----- DATASET EXTRACT
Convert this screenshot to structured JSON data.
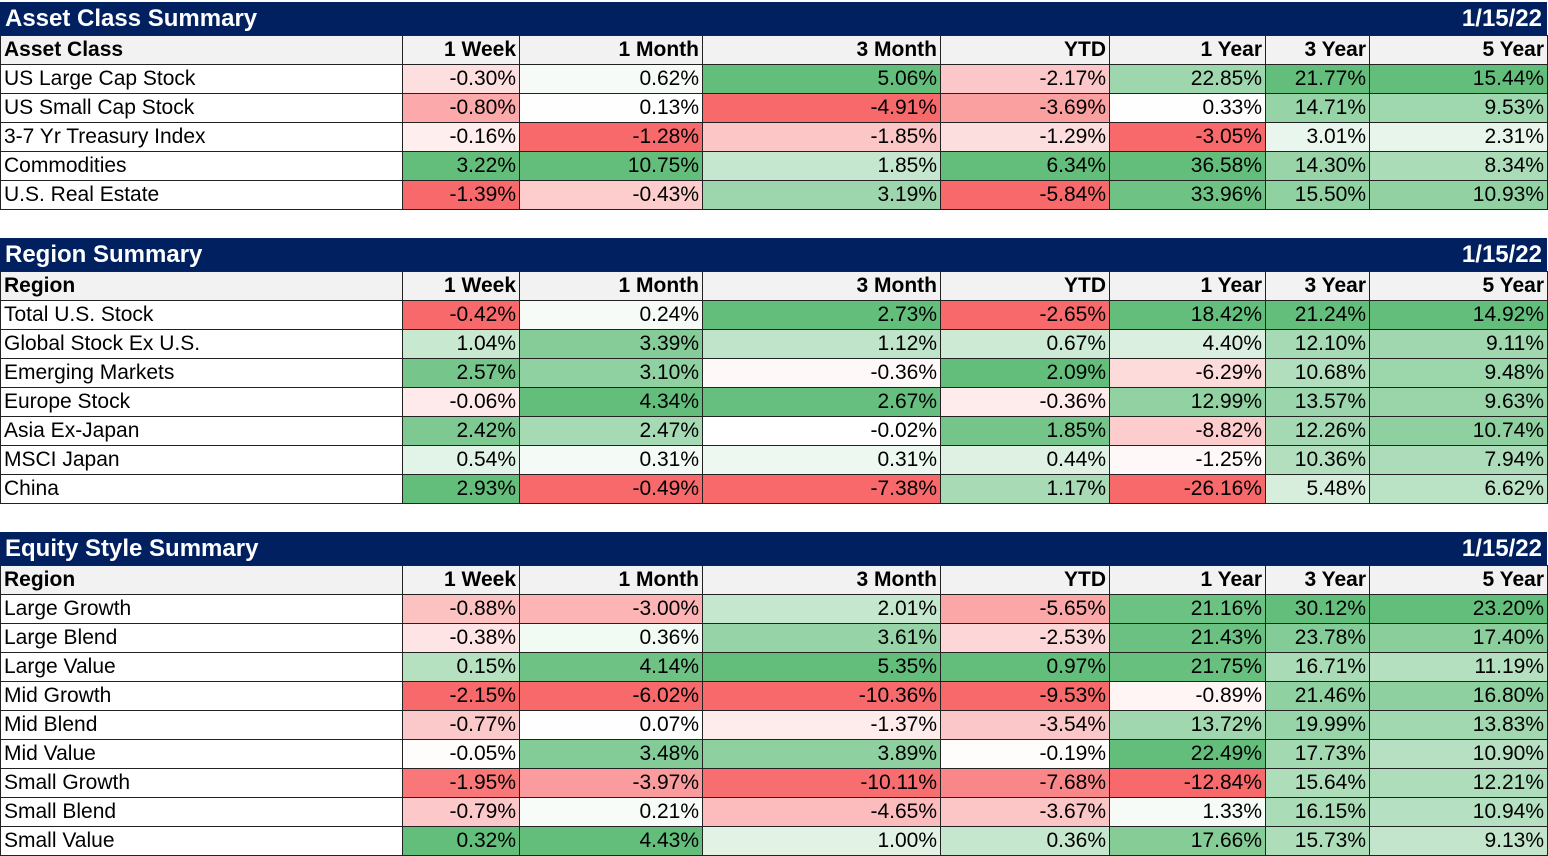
{
  "colors": {
    "title_bg": "#002060",
    "title_fg": "#ffffff",
    "positive": "#63be7b",
    "negative": "#f8696b",
    "neutral": "#ffffff"
  },
  "columns": [
    "1 Week",
    "1 Month",
    "3 Month",
    "YTD",
    "1 Year",
    "3 Year",
    "5 Year"
  ],
  "sections": [
    {
      "id": "asset",
      "title": "Asset Class Summary",
      "date": "1/15/22",
      "first_header": "Asset Class",
      "rows": [
        {
          "label": "US Large Cap Stock",
          "values": [
            "-0.30%",
            "0.62%",
            "5.06%",
            "-2.17%",
            "22.85%",
            "21.77%",
            "15.44%"
          ]
        },
        {
          "label": "US Small Cap Stock",
          "values": [
            "-0.80%",
            "0.13%",
            "-4.91%",
            "-3.69%",
            "0.33%",
            "14.71%",
            "9.53%"
          ]
        },
        {
          "label": "3-7 Yr Treasury Index",
          "values": [
            "-0.16%",
            "-1.28%",
            "-1.85%",
            "-1.29%",
            "-3.05%",
            "3.01%",
            "2.31%"
          ]
        },
        {
          "label": "Commodities",
          "values": [
            "3.22%",
            "10.75%",
            "1.85%",
            "6.34%",
            "36.58%",
            "14.30%",
            "8.34%"
          ]
        },
        {
          "label": "U.S. Real Estate",
          "values": [
            "-1.39%",
            "-0.43%",
            "3.19%",
            "-5.84%",
            "33.96%",
            "15.50%",
            "10.93%"
          ]
        }
      ]
    },
    {
      "id": "region",
      "title": "Region Summary",
      "date": "1/15/22",
      "first_header": "Region",
      "rows": [
        {
          "label": "Total U.S. Stock",
          "values": [
            "-0.42%",
            "0.24%",
            "2.73%",
            "-2.65%",
            "18.42%",
            "21.24%",
            "14.92%"
          ]
        },
        {
          "label": "Global Stock Ex U.S.",
          "values": [
            "1.04%",
            "3.39%",
            "1.12%",
            "0.67%",
            "4.40%",
            "12.10%",
            "9.11%"
          ]
        },
        {
          "label": "Emerging Markets",
          "values": [
            "2.57%",
            "3.10%",
            "-0.36%",
            "2.09%",
            "-6.29%",
            "10.68%",
            "9.48%"
          ]
        },
        {
          "label": "Europe Stock",
          "values": [
            "-0.06%",
            "4.34%",
            "2.67%",
            "-0.36%",
            "12.99%",
            "13.57%",
            "9.63%"
          ]
        },
        {
          "label": "Asia Ex-Japan",
          "values": [
            "2.42%",
            "2.47%",
            "-0.02%",
            "1.85%",
            "-8.82%",
            "12.26%",
            "10.74%"
          ]
        },
        {
          "label": "MSCI Japan",
          "values": [
            "0.54%",
            "0.31%",
            "0.31%",
            "0.44%",
            "-1.25%",
            "10.36%",
            "7.94%"
          ]
        },
        {
          "label": "China",
          "values": [
            "2.93%",
            "-0.49%",
            "-7.38%",
            "1.17%",
            "-26.16%",
            "5.48%",
            "6.62%"
          ]
        }
      ]
    },
    {
      "id": "style",
      "title": "Equity Style Summary",
      "date": "1/15/22",
      "first_header": "Region",
      "rows": [
        {
          "label": "Large Growth",
          "values": [
            "-0.88%",
            "-3.00%",
            "2.01%",
            "-5.65%",
            "21.16%",
            "30.12%",
            "23.20%"
          ]
        },
        {
          "label": "Large Blend",
          "values": [
            "-0.38%",
            "0.36%",
            "3.61%",
            "-2.53%",
            "21.43%",
            "23.78%",
            "17.40%"
          ]
        },
        {
          "label": "Large Value",
          "values": [
            "0.15%",
            "4.14%",
            "5.35%",
            "0.97%",
            "21.75%",
            "16.71%",
            "11.19%"
          ]
        },
        {
          "label": "Mid Growth",
          "values": [
            "-2.15%",
            "-6.02%",
            "-10.36%",
            "-9.53%",
            "-0.89%",
            "21.46%",
            "16.80%"
          ]
        },
        {
          "label": "Mid Blend",
          "values": [
            "-0.77%",
            "0.07%",
            "-1.37%",
            "-3.54%",
            "13.72%",
            "19.99%",
            "13.83%"
          ]
        },
        {
          "label": "Mid Value",
          "values": [
            "-0.05%",
            "3.48%",
            "3.89%",
            "-0.19%",
            "22.49%",
            "17.73%",
            "10.90%"
          ]
        },
        {
          "label": "Small Growth",
          "values": [
            "-1.95%",
            "-3.97%",
            "-10.11%",
            "-7.68%",
            "-12.84%",
            "15.64%",
            "12.21%"
          ]
        },
        {
          "label": "Small Blend",
          "values": [
            "-0.79%",
            "0.21%",
            "-4.65%",
            "-3.67%",
            "1.33%",
            "16.15%",
            "10.94%"
          ]
        },
        {
          "label": "Small Value",
          "values": [
            "0.32%",
            "4.43%",
            "1.00%",
            "0.36%",
            "17.66%",
            "15.73%",
            "9.13%"
          ]
        }
      ]
    }
  ]
}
----------
Reproduce each entry precisely. Leave the pictures out.

▸ FINAL ANSWER:
Convert this screenshot to structured JSON data.
{
  "colors": {
    "title_bg": "#002060",
    "title_fg": "#ffffff",
    "positive": "#63be7b",
    "negative": "#f8696b",
    "neutral": "#ffffff"
  },
  "columns": [
    "1 Week",
    "1 Month",
    "3 Month",
    "YTD",
    "1 Year",
    "3 Year",
    "5 Year"
  ],
  "sections": [
    {
      "id": "asset",
      "title": "Asset Class Summary",
      "date": "1/15/22",
      "first_header": "Asset Class",
      "rows": [
        {
          "label": "US Large Cap Stock",
          "values": [
            "-0.30%",
            "0.62%",
            "5.06%",
            "-2.17%",
            "22.85%",
            "21.77%",
            "15.44%"
          ]
        },
        {
          "label": "US Small Cap Stock",
          "values": [
            "-0.80%",
            "0.13%",
            "-4.91%",
            "-3.69%",
            "0.33%",
            "14.71%",
            "9.53%"
          ]
        },
        {
          "label": "3-7 Yr Treasury Index",
          "values": [
            "-0.16%",
            "-1.28%",
            "-1.85%",
            "-1.29%",
            "-3.05%",
            "3.01%",
            "2.31%"
          ]
        },
        {
          "label": "Commodities",
          "values": [
            "3.22%",
            "10.75%",
            "1.85%",
            "6.34%",
            "36.58%",
            "14.30%",
            "8.34%"
          ]
        },
        {
          "label": "U.S. Real Estate",
          "values": [
            "-1.39%",
            "-0.43%",
            "3.19%",
            "-5.84%",
            "33.96%",
            "15.50%",
            "10.93%"
          ]
        }
      ]
    },
    {
      "id": "region",
      "title": "Region Summary",
      "date": "1/15/22",
      "first_header": "Region",
      "rows": [
        {
          "label": "Total U.S. Stock",
          "values": [
            "-0.42%",
            "0.24%",
            "2.73%",
            "-2.65%",
            "18.42%",
            "21.24%",
            "14.92%"
          ]
        },
        {
          "label": "Global Stock Ex U.S.",
          "values": [
            "1.04%",
            "3.39%",
            "1.12%",
            "0.67%",
            "4.40%",
            "12.10%",
            "9.11%"
          ]
        },
        {
          "label": "Emerging Markets",
          "values": [
            "2.57%",
            "3.10%",
            "-0.36%",
            "2.09%",
            "-6.29%",
            "10.68%",
            "9.48%"
          ]
        },
        {
          "label": "Europe Stock",
          "values": [
            "-0.06%",
            "4.34%",
            "2.67%",
            "-0.36%",
            "12.99%",
            "13.57%",
            "9.63%"
          ]
        },
        {
          "label": "Asia Ex-Japan",
          "values": [
            "2.42%",
            "2.47%",
            "-0.02%",
            "1.85%",
            "-8.82%",
            "12.26%",
            "10.74%"
          ]
        },
        {
          "label": "MSCI Japan",
          "values": [
            "0.54%",
            "0.31%",
            "0.31%",
            "0.44%",
            "-1.25%",
            "10.36%",
            "7.94%"
          ]
        },
        {
          "label": "China",
          "values": [
            "2.93%",
            "-0.49%",
            "-7.38%",
            "1.17%",
            "-26.16%",
            "5.48%",
            "6.62%"
          ]
        }
      ]
    },
    {
      "id": "style",
      "title": "Equity Style Summary",
      "date": "1/15/22",
      "first_header": "Region",
      "rows": [
        {
          "label": "Large Growth",
          "values": [
            "-0.88%",
            "-3.00%",
            "2.01%",
            "-5.65%",
            "21.16%",
            "30.12%",
            "23.20%"
          ]
        },
        {
          "label": "Large Blend",
          "values": [
            "-0.38%",
            "0.36%",
            "3.61%",
            "-2.53%",
            "21.43%",
            "23.78%",
            "17.40%"
          ]
        },
        {
          "label": "Large Value",
          "values": [
            "0.15%",
            "4.14%",
            "5.35%",
            "0.97%",
            "21.75%",
            "16.71%",
            "11.19%"
          ]
        },
        {
          "label": "Mid Growth",
          "values": [
            "-2.15%",
            "-6.02%",
            "-10.36%",
            "-9.53%",
            "-0.89%",
            "21.46%",
            "16.80%"
          ]
        },
        {
          "label": "Mid Blend",
          "values": [
            "-0.77%",
            "0.07%",
            "-1.37%",
            "-3.54%",
            "13.72%",
            "19.99%",
            "13.83%"
          ]
        },
        {
          "label": "Mid Value",
          "values": [
            "-0.05%",
            "3.48%",
            "3.89%",
            "-0.19%",
            "22.49%",
            "17.73%",
            "10.90%"
          ]
        },
        {
          "label": "Small Growth",
          "values": [
            "-1.95%",
            "-3.97%",
            "-10.11%",
            "-7.68%",
            "-12.84%",
            "15.64%",
            "12.21%"
          ]
        },
        {
          "label": "Small Blend",
          "values": [
            "-0.79%",
            "0.21%",
            "-4.65%",
            "-3.67%",
            "1.33%",
            "16.15%",
            "10.94%"
          ]
        },
        {
          "label": "Small Value",
          "values": [
            "0.32%",
            "4.43%",
            "1.00%",
            "0.36%",
            "17.66%",
            "15.73%",
            "9.13%"
          ]
        }
      ]
    }
  ]
}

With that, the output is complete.